───── The records
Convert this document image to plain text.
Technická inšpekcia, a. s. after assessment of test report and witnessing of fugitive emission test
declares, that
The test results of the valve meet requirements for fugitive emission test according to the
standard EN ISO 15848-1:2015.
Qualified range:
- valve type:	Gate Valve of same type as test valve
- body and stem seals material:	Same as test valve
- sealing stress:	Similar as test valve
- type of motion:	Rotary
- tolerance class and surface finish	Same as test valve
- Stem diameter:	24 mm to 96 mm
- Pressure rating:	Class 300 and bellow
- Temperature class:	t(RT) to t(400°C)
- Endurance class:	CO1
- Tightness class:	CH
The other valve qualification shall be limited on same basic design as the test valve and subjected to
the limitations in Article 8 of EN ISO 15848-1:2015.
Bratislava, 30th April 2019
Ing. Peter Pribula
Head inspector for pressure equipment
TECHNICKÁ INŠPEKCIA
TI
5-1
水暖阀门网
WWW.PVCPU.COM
──────────
Return each line in the records that holds the string "fugitive".

Response –
Technická inšpekcia, a. s. after assessment of test report and witnessing of fugitive emission test
The test results of the valve meet requirements for fugitive emission test according to the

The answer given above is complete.